# Problem to solve:
Will you write out the data exactly, excluding every picture?

# Data listing:
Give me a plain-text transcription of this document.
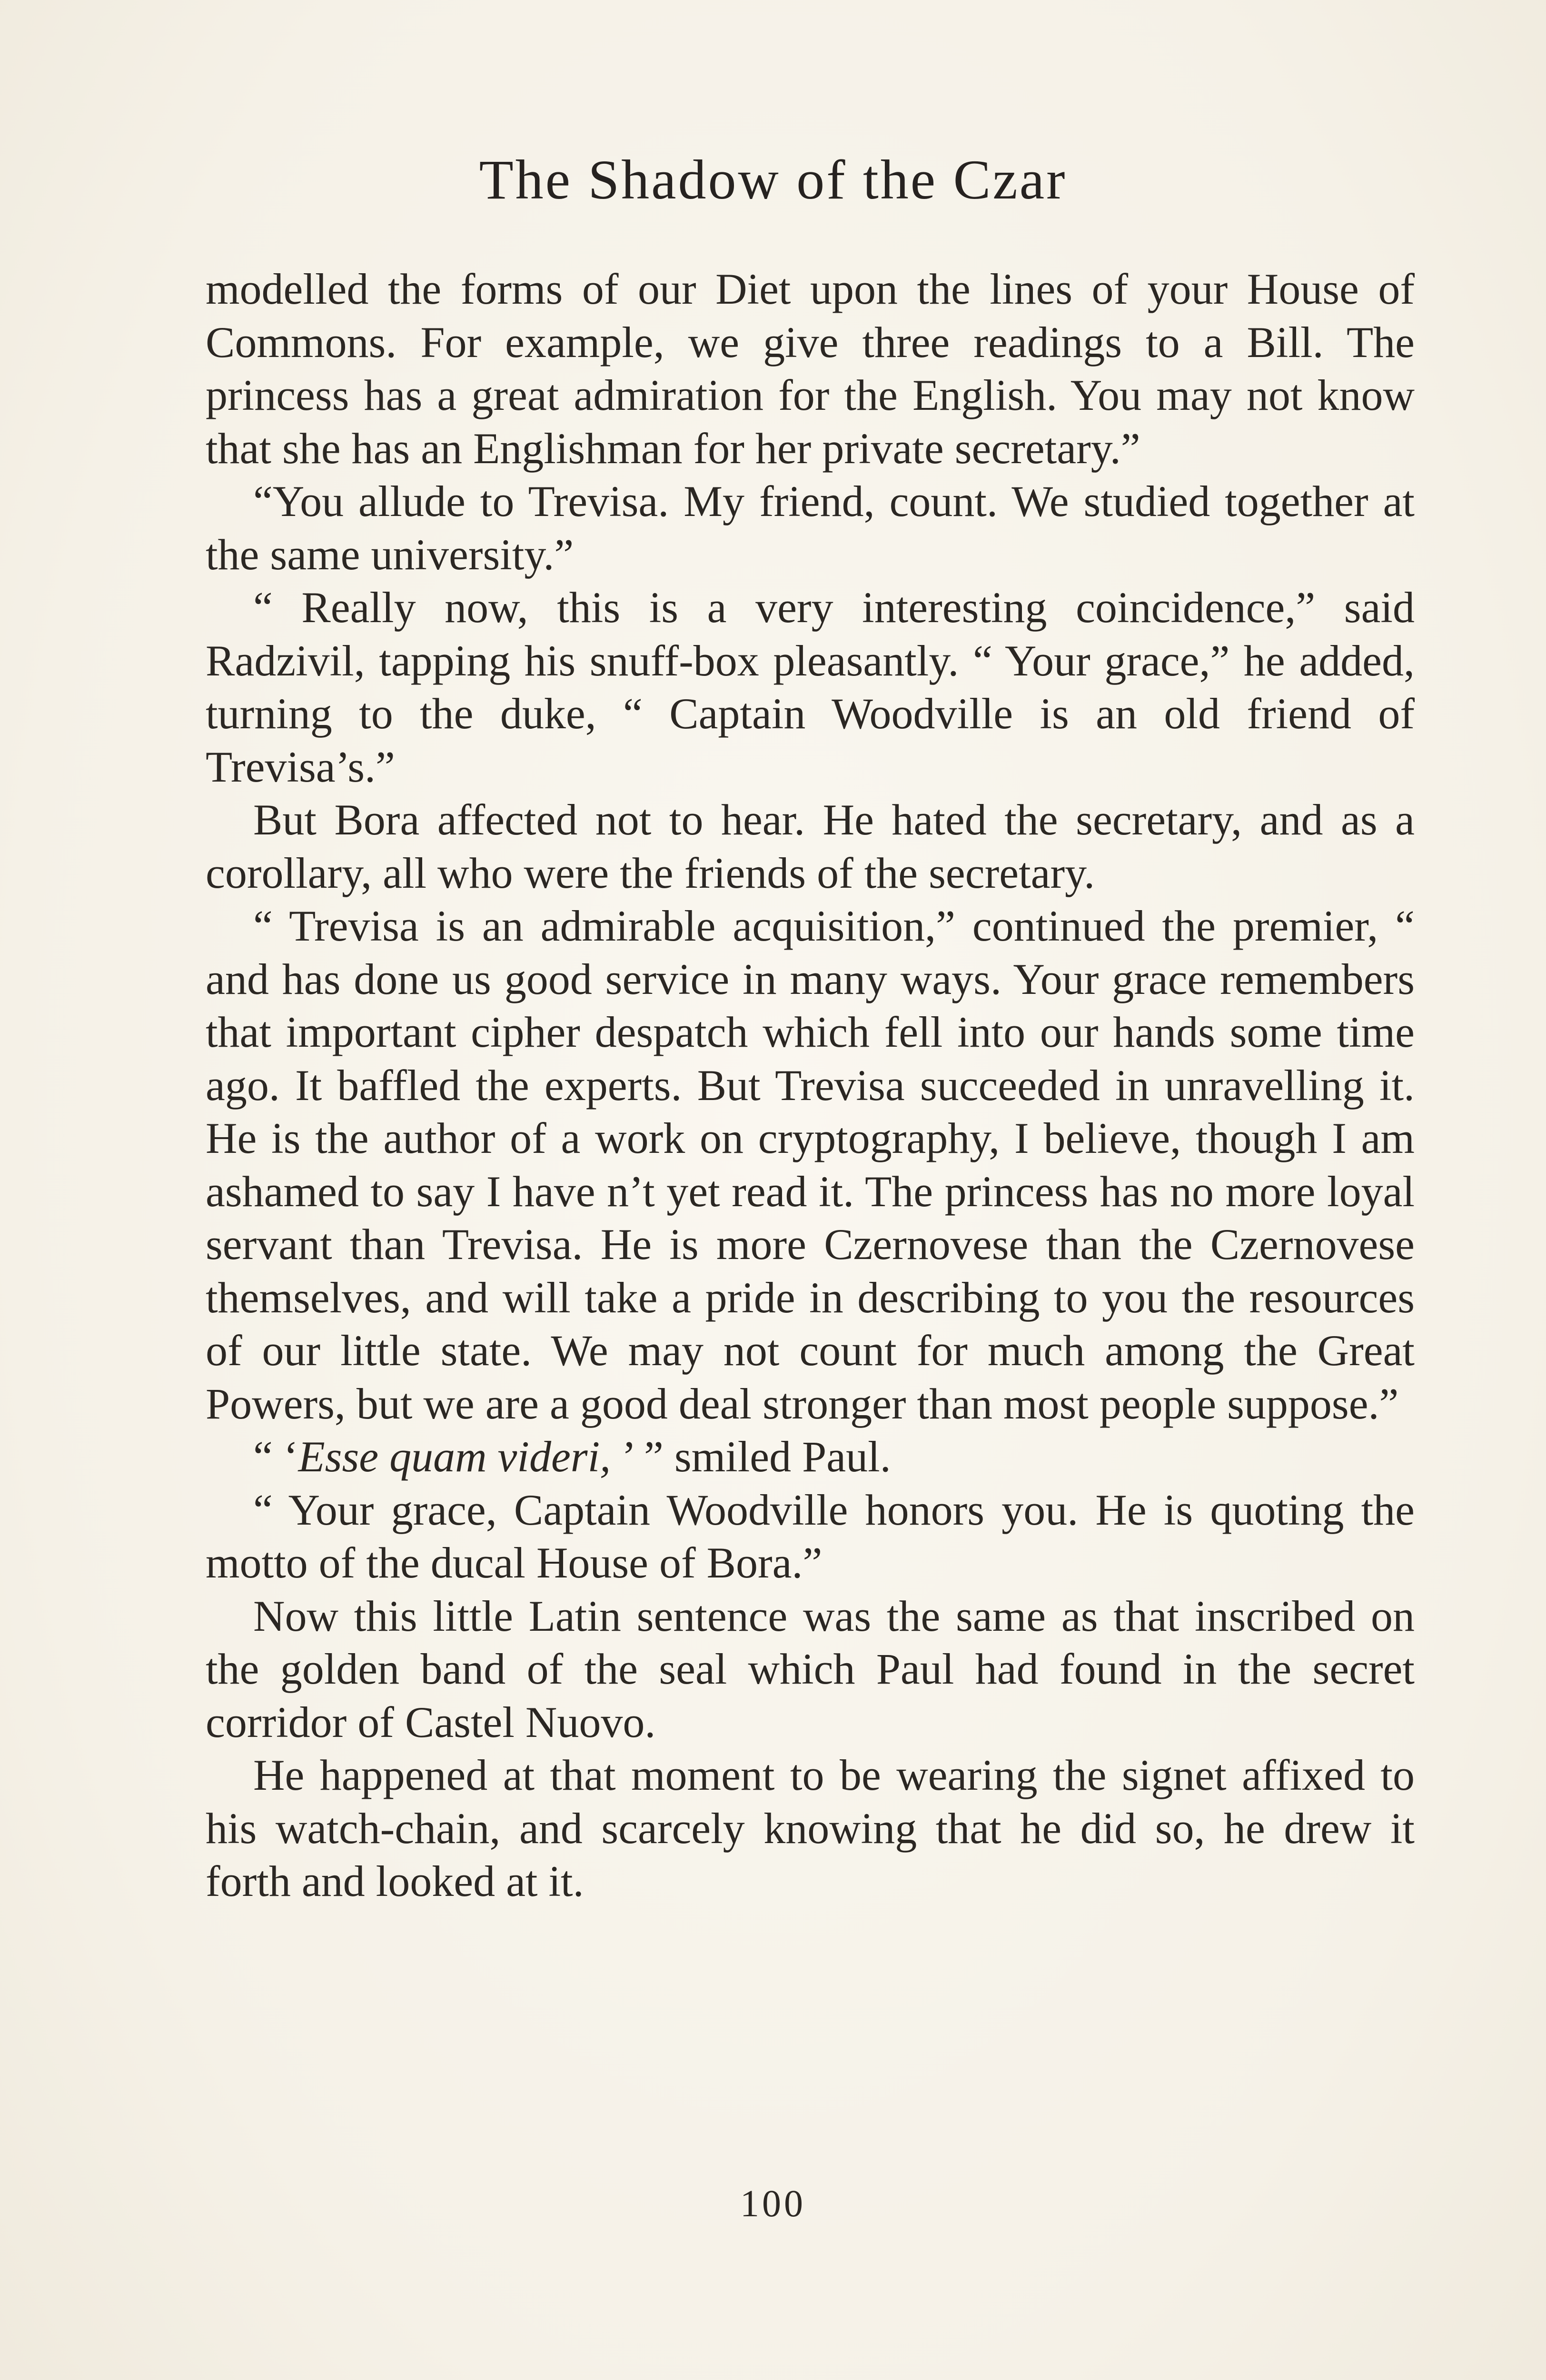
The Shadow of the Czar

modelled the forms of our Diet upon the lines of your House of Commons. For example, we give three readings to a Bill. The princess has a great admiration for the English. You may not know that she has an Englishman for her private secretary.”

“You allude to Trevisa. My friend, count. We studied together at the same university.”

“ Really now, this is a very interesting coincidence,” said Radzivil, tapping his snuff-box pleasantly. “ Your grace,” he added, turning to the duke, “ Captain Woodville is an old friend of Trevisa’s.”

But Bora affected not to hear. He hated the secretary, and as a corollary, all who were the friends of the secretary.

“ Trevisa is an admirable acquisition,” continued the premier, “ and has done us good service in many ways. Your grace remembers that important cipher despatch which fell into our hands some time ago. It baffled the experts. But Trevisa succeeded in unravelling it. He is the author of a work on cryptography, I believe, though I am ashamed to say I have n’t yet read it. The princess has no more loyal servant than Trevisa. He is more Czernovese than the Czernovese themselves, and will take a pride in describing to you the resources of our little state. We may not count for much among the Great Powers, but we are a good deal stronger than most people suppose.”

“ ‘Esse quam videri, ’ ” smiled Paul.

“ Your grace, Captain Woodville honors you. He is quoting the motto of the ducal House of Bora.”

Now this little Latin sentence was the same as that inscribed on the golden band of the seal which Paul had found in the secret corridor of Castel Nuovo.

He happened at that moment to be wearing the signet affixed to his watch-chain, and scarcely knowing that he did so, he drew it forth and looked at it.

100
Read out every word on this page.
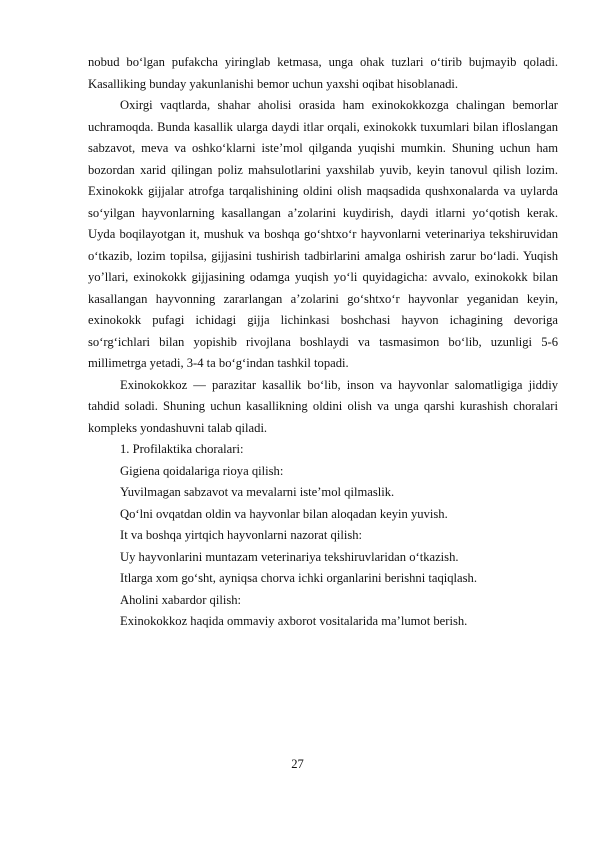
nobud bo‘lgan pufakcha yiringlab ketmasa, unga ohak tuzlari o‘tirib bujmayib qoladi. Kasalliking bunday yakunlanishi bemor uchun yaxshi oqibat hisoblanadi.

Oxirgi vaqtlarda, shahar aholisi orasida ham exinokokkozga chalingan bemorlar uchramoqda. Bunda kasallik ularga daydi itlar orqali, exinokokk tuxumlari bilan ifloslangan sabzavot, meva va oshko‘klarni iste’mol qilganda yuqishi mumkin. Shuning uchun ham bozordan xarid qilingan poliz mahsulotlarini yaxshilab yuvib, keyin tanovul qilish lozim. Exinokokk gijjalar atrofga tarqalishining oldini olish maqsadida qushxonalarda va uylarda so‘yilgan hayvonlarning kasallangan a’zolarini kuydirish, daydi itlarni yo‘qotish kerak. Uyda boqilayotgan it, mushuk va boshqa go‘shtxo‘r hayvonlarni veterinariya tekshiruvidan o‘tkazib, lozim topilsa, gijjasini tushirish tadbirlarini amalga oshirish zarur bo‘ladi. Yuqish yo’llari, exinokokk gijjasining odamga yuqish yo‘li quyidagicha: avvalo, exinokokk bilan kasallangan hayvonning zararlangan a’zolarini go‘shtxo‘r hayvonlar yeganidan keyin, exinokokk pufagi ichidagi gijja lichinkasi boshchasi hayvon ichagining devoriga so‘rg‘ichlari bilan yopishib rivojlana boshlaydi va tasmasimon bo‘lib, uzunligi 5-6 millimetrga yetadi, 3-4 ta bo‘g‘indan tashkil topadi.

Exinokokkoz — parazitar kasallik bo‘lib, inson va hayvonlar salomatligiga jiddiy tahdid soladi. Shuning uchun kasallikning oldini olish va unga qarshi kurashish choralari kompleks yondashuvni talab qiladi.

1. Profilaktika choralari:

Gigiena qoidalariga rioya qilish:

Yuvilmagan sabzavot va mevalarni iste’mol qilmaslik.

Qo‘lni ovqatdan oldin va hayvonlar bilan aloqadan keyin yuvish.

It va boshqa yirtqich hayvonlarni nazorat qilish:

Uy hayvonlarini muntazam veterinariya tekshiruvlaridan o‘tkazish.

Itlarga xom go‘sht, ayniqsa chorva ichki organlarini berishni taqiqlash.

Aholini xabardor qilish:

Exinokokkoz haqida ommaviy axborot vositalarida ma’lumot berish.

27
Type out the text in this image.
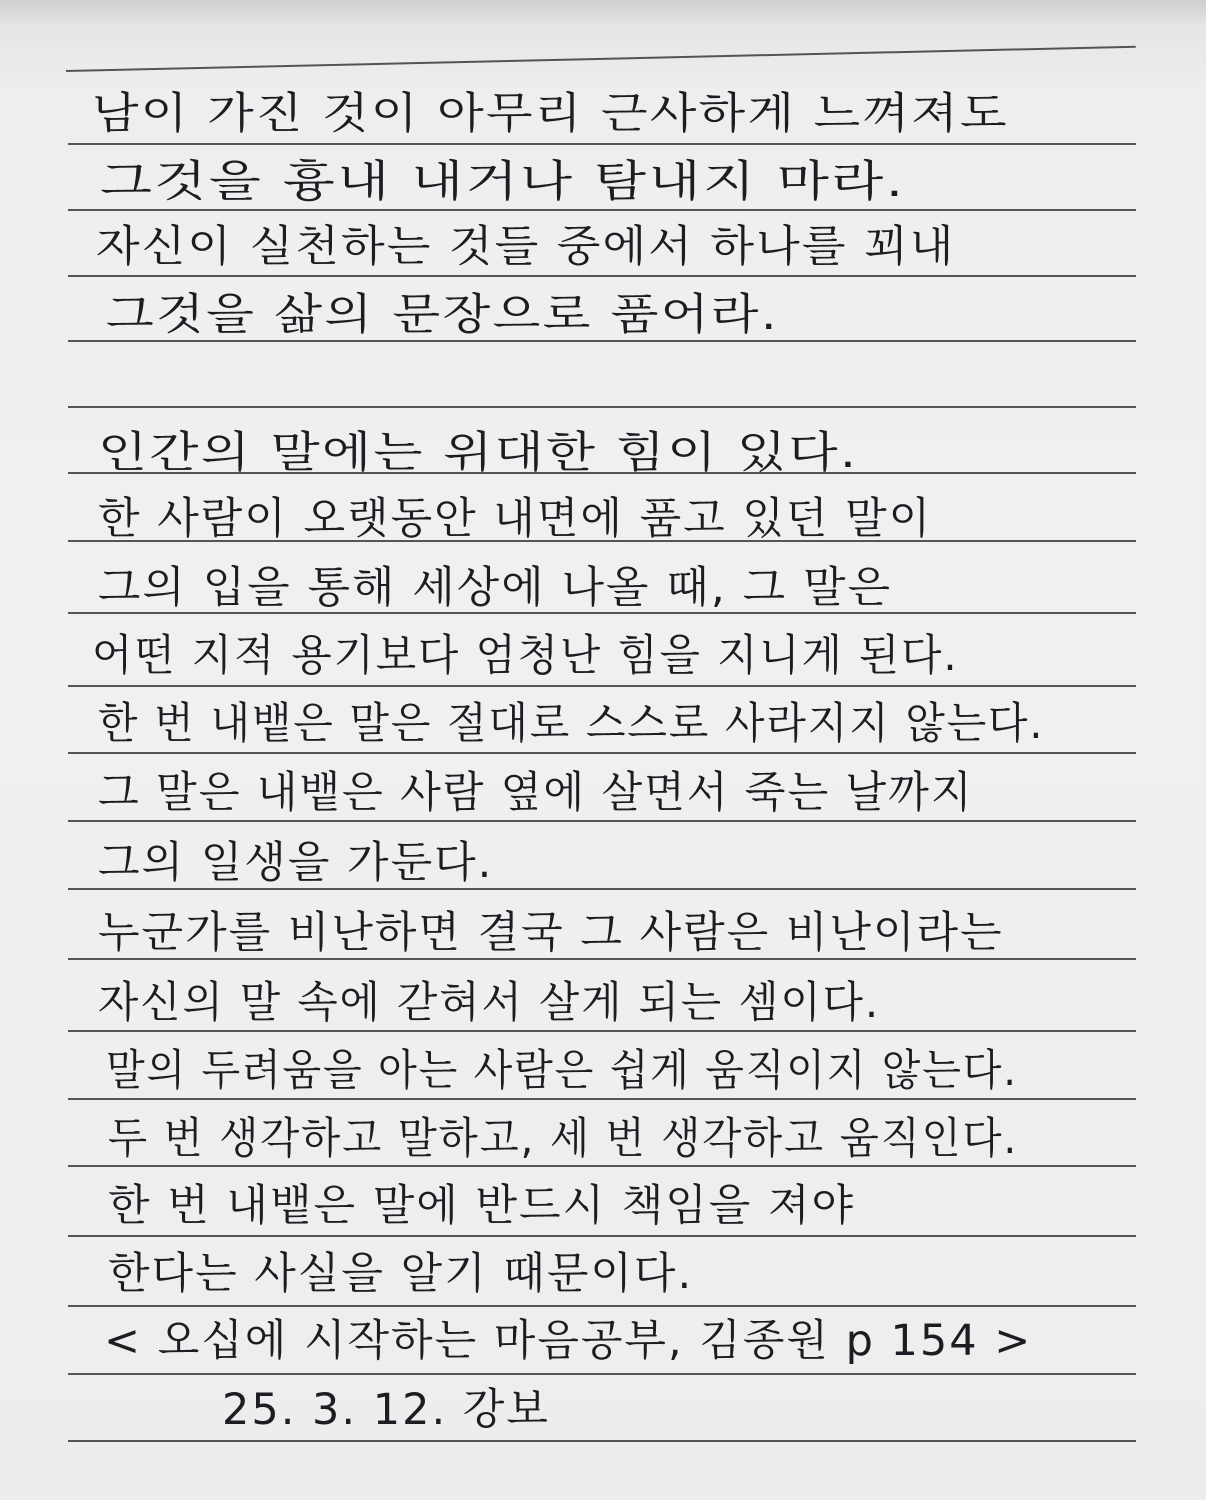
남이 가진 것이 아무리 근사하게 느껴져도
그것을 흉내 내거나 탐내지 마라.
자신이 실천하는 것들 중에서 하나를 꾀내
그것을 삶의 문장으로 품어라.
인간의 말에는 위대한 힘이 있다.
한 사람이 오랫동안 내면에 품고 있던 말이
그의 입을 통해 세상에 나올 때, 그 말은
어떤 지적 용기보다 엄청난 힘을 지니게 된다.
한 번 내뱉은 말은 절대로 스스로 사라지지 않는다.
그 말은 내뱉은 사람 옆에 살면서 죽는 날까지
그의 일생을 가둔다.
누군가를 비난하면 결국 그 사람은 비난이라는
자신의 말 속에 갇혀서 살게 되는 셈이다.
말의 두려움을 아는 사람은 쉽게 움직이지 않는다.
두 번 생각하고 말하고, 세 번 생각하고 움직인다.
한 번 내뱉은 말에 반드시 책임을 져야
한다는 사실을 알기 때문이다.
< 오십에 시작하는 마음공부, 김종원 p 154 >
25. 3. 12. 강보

# Result for this exercise:
Give me a plain-text transcription of this document.
The Shadow of the Czar

modelled the forms of our Diet upon the lines of your House of Commons. For example, we give three readings to a Bill. The princess has a great admiration for the English. You may not know that she has an Englishman for her private secretary.”

“You allude to Trevisa. My friend, count. We studied together at the same university.”

“ Really now, this is a very interesting coincidence,” said Radzivil, tapping his snuff-box pleasantly. “ Your grace,” he added, turning to the duke, “ Captain Woodville is an old friend of Trevisa’s.”

But Bora affected not to hear. He hated the secretary, and as a corollary, all who were the friends of the secretary.

“ Trevisa is an admirable acquisition,” continued the premier, “ and has done us good service in many ways. Your grace remembers that important cipher despatch which fell into our hands some time ago. It baffled the experts. But Trevisa succeeded in unravelling it. He is the author of a work on cryptography, I believe, though I am ashamed to say I have n’t yet read it. The princess has no more loyal servant than Trevisa. He is more Czernovese than the Czernovese themselves, and will take a pride in describing to you the resources of our little state. We may not count for much among the Great Powers, but we are a good deal stronger than most people suppose.”

“ ‘Esse quam videri, ’ ” smiled Paul.

“ Your grace, Captain Woodville honors you. He is quoting the motto of the ducal House of Bora.”

Now this little Latin sentence was the same as that inscribed on the golden band of the seal which Paul had found in the secret corridor of Castel Nuovo.

He happened at that moment to be wearing the signet affixed to his watch-chain, and scarcely knowing that he did so, he drew it forth and looked at it.

100
Read out every word on this page.
nobud bo‘lgan pufakcha yiringlab ketmasa, unga ohak tuzlari o‘tirib bujmayib qoladi. Kasalliking bunday yakunlanishi bemor uchun yaxshi oqibat hisoblanadi.

Oxirgi vaqtlarda, shahar aholisi orasida ham exinokokkozga chalingan bemorlar uchramoqda. Bunda kasallik ularga daydi itlar orqali, exinokokk tuxumlari bilan ifloslangan sabzavot, meva va oshko‘klarni iste’mol qilganda yuqishi mumkin. Shuning uchun ham bozordan xarid qilingan poliz mahsulotlarini yaxshilab yuvib, keyin tanovul qilish lozim. Exinokokk gijjalar atrofga tarqalishining oldini olish maqsadida qushxonalarda va uylarda so‘yilgan hayvonlarning kasallangan a’zolarini kuydirish, daydi itlarni yo‘qotish kerak. Uyda boqilayotgan it, mushuk va boshqa go‘shtxo‘r hayvonlarni veterinariya tekshiruvidan o‘tkazib, lozim topilsa, gijjasini tushirish tadbirlarini amalga oshirish zarur bo‘ladi. Yuqish yo’llari, exinokokk gijjasining odamga yuqish yo‘li quyidagicha: avvalo, exinokokk bilan kasallangan hayvonning zararlangan a’zolarini go‘shtxo‘r hayvonlar yeganidan keyin, exinokokk pufagi ichidagi gijja lichinkasi boshchasi hayvon ichagining devoriga so‘rg‘ichlari bilan yopishib rivojlana boshlaydi va tasmasimon bo‘lib, uzunligi 5-6 millimetrga yetadi, 3-4 ta bo‘g‘indan tashkil topadi.

Exinokokkoz — parazitar kasallik bo‘lib, inson va hayvonlar salomatligiga jiddiy tahdid soladi. Shuning uchun kasallikning oldini olish va unga qarshi kurashish choralari kompleks yondashuvni talab qiladi.

1. Profilaktika choralari:

Gigiena qoidalariga rioya qilish:

Yuvilmagan sabzavot va mevalarni iste’mol qilmaslik.

Qo‘lni ovqatdan oldin va hayvonlar bilan aloqadan keyin yuvish.

It va boshqa yirtqich hayvonlarni nazorat qilish:

Uy hayvonlarini muntazam veterinariya tekshiruvlaridan o‘tkazish.

Itlarga xom go‘sht, ayniqsa chorva ichki organlarini berishni taqiqlash.

Aholini xabardor qilish:

Exinokokkoz haqida ommaviy axborot vositalarida ma’lumot berish.

27
Type out the text in this image.
남이 가진 것이 아무리 근사하게 느껴져도
그것을 흉내 내거나 탐내지 마라.
자신이 실천하는 것들 중에서 하나를 꾀내
그것을 삶의 문장으로 품어라.
인간의 말에는 위대한 힘이 있다.
한 사람이 오랫동안 내면에 품고 있던 말이
그의 입을 통해 세상에 나올 때, 그 말은
어떤 지적 용기보다 엄청난 힘을 지니게 된다.
한 번 내뱉은 말은 절대로 스스로 사라지지 않는다.
그 말은 내뱉은 사람 옆에 살면서 죽는 날까지
그의 일생을 가둔다.
누군가를 비난하면 결국 그 사람은 비난이라는
자신의 말 속에 갇혀서 살게 되는 셈이다.
말의 두려움을 아는 사람은 쉽게 움직이지 않는다.
두 번 생각하고 말하고, 세 번 생각하고 움직인다.
한 번 내뱉은 말에 반드시 책임을 져야
한다는 사실을 알기 때문이다.
< 오십에 시작하는 마음공부, 김종원 p 154 >
25. 3. 12. 강보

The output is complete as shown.